> **Material for this exercise**:

╔══

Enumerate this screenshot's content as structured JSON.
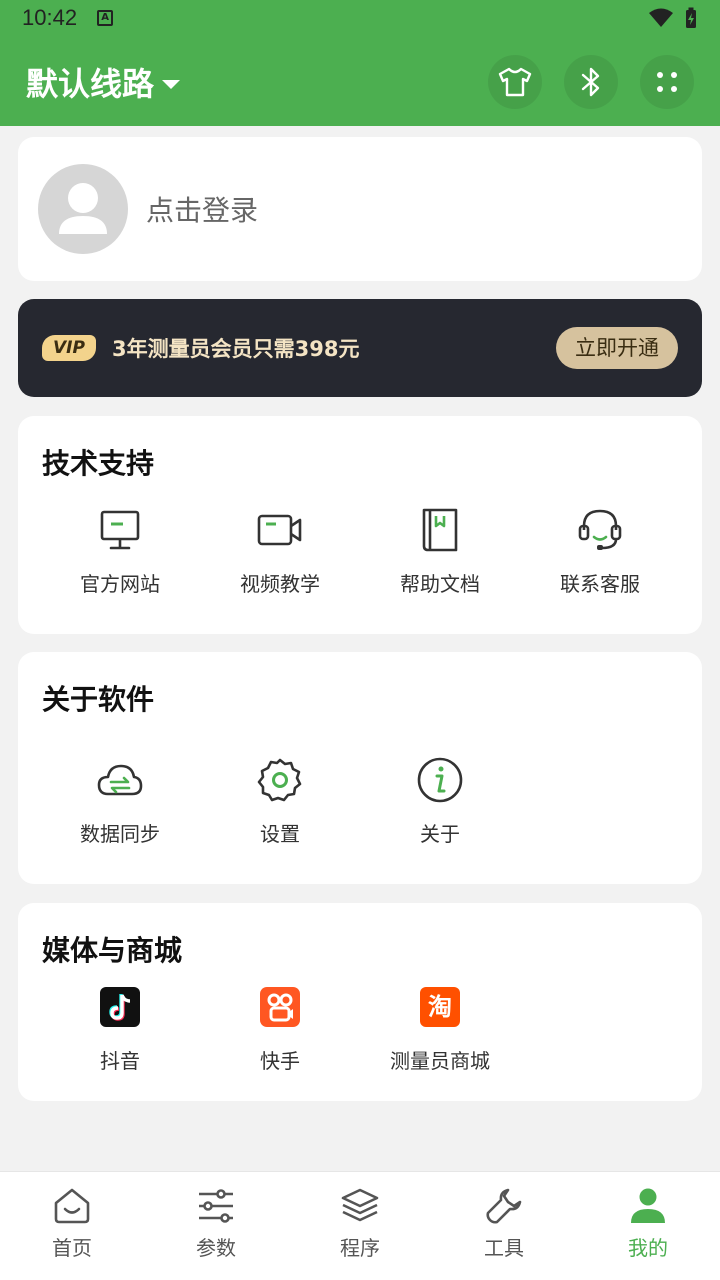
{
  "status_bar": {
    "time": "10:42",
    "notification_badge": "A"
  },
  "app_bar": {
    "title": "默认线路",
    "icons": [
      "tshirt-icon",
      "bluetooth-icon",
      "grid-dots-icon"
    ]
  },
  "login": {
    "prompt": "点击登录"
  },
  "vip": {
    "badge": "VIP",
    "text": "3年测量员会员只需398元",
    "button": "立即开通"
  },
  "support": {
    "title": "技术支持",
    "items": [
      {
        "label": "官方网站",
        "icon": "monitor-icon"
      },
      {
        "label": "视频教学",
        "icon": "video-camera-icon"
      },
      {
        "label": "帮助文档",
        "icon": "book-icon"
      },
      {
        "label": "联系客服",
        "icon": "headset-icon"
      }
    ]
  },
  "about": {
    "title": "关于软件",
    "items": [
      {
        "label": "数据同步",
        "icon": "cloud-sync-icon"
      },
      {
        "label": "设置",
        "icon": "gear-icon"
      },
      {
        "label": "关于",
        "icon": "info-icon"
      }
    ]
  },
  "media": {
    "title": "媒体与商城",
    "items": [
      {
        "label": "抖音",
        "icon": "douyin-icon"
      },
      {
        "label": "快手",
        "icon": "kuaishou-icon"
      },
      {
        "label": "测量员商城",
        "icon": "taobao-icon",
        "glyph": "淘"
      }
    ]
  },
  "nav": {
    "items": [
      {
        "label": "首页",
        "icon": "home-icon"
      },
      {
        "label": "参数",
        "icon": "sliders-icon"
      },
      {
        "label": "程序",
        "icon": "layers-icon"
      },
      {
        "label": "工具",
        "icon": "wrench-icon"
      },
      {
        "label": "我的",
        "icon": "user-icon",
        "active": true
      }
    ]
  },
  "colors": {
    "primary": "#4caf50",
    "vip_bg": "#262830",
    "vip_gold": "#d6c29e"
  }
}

╚══

> **What this task involves**:
Locate all lines that include the word "title" and copy them out.

> **Written response**:
    "title": "默认线路",
    "title": "技术支持",
    "title": "关于软件",
    "title": "媒体与商城",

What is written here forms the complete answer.